> _Given task_: Reproduce the records below exactly as given.

> _Records for processing_:

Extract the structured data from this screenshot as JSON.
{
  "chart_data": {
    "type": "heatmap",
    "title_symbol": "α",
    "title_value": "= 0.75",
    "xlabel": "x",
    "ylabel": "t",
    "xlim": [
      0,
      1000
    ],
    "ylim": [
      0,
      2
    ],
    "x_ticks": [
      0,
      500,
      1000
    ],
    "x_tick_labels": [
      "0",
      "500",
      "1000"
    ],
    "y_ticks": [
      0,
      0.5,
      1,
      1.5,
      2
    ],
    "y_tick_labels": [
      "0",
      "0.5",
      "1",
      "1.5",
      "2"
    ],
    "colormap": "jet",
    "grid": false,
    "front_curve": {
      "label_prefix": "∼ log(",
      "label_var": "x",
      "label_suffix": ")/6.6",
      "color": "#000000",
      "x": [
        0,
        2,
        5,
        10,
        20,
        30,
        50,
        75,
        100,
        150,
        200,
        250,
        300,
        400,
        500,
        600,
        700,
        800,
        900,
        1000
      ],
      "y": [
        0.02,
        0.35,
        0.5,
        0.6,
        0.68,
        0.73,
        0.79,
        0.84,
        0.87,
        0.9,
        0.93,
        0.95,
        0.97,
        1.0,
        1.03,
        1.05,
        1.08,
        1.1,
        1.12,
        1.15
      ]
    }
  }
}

> _Exercise output_:
Extract the structured data from this screenshot as JSON.
{
  "chart_data": {
    "type": "heatmap",
    "title_symbol": "α",
    "title_value": "= 0.75",
    "xlabel": "x",
    "ylabel": "t",
    "xlim": [
      0,
      1000
    ],
    "ylim": [
      0,
      2
    ],
    "x_ticks": [
      0,
      500,
      1000
    ],
    "x_tick_labels": [
      "0",
      "500",
      "1000"
    ],
    "y_ticks": [
      0,
      0.5,
      1,
      1.5,
      2
    ],
    "y_tick_labels": [
      "0",
      "0.5",
      "1",
      "1.5",
      "2"
    ],
    "colormap": "jet",
    "grid": false,
    "front_curve": {
      "label_prefix": "∼ log(",
      "label_var": "x",
      "label_suffix": ")/6.6",
      "color": "#000000",
      "x": [
        0,
        2,
        5,
        10,
        20,
        30,
        50,
        75,
        100,
        150,
        200,
        250,
        300,
        400,
        500,
        600,
        700,
        800,
        900,
        1000
      ],
      "y": [
        0.02,
        0.35,
        0.5,
        0.6,
        0.68,
        0.73,
        0.79,
        0.84,
        0.87,
        0.9,
        0.93,
        0.95,
        0.97,
        1.0,
        1.03,
        1.05,
        1.08,
        1.1,
        1.12,
        1.15
      ]
    }
  }
}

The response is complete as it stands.